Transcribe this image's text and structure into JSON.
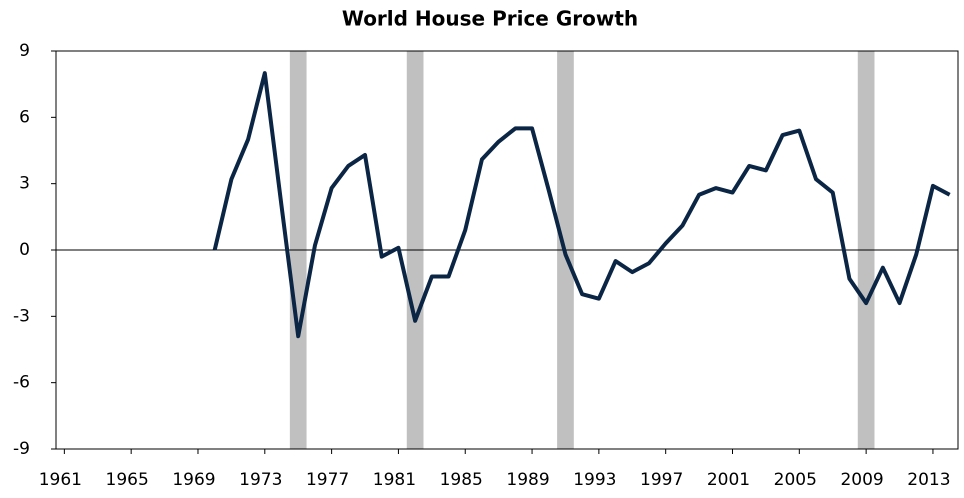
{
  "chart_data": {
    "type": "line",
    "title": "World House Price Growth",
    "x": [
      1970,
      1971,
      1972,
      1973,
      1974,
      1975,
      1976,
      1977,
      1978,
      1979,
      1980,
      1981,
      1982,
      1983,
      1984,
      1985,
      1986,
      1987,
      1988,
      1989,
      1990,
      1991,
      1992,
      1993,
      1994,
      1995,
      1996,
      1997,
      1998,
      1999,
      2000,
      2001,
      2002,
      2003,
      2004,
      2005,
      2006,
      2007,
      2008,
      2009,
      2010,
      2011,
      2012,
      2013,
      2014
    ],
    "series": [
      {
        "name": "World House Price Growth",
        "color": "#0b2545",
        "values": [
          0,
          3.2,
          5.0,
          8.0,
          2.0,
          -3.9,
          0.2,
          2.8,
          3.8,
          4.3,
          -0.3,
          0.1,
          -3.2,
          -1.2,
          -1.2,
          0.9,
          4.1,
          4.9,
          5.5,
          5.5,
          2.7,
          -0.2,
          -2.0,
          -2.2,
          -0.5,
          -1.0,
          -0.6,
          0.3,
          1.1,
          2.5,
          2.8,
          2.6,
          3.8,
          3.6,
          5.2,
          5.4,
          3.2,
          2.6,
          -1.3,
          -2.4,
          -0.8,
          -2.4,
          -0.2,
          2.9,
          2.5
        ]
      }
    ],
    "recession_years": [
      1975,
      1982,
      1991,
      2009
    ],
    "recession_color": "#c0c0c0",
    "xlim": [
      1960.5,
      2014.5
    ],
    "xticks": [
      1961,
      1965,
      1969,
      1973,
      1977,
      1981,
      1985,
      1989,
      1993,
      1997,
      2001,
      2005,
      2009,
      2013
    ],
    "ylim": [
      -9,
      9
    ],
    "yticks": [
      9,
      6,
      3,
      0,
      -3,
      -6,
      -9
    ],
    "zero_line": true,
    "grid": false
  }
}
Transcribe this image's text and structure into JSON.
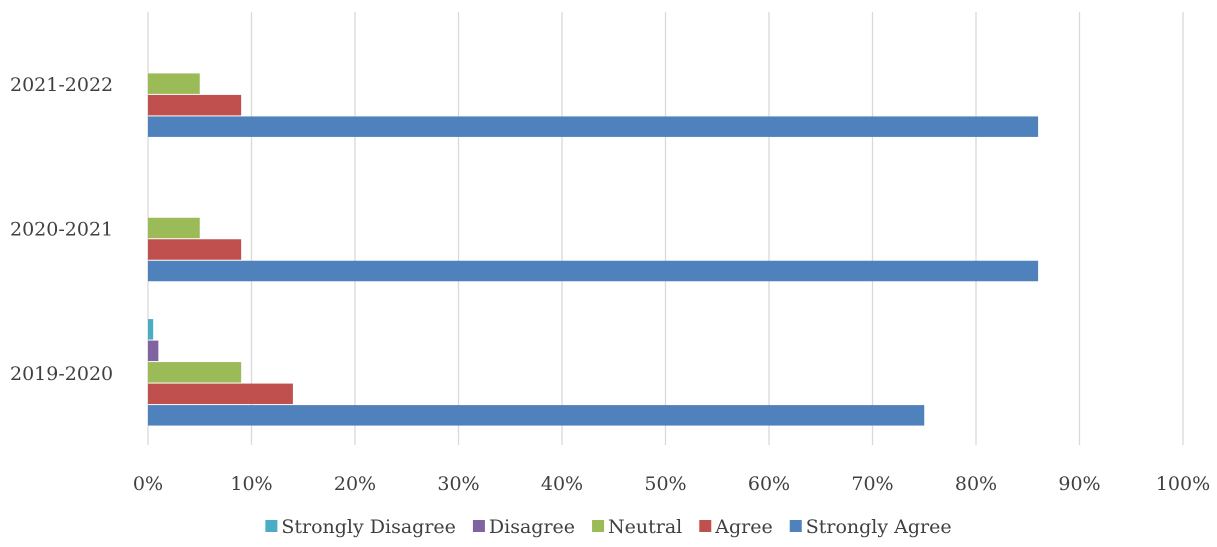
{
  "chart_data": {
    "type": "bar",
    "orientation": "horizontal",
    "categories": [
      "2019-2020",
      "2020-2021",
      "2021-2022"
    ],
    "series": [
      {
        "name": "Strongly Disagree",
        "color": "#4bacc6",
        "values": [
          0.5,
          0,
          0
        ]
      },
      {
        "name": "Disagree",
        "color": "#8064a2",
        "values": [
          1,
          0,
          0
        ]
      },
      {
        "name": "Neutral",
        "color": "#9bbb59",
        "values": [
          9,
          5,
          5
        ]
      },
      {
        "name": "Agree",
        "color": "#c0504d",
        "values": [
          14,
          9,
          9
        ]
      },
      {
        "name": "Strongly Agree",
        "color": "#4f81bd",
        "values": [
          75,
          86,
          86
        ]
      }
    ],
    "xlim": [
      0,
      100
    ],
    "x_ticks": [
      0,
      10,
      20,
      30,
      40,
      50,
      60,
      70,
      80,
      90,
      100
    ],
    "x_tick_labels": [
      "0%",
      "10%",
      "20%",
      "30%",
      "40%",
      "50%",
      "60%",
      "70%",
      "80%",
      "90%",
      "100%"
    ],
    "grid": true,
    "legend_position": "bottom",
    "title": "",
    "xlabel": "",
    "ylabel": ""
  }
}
━━━━
Copy out every line with the word "Strongly".

### EXPECTED ANSWER
        "name": "Strongly Disagree",
        "name": "Strongly Agree",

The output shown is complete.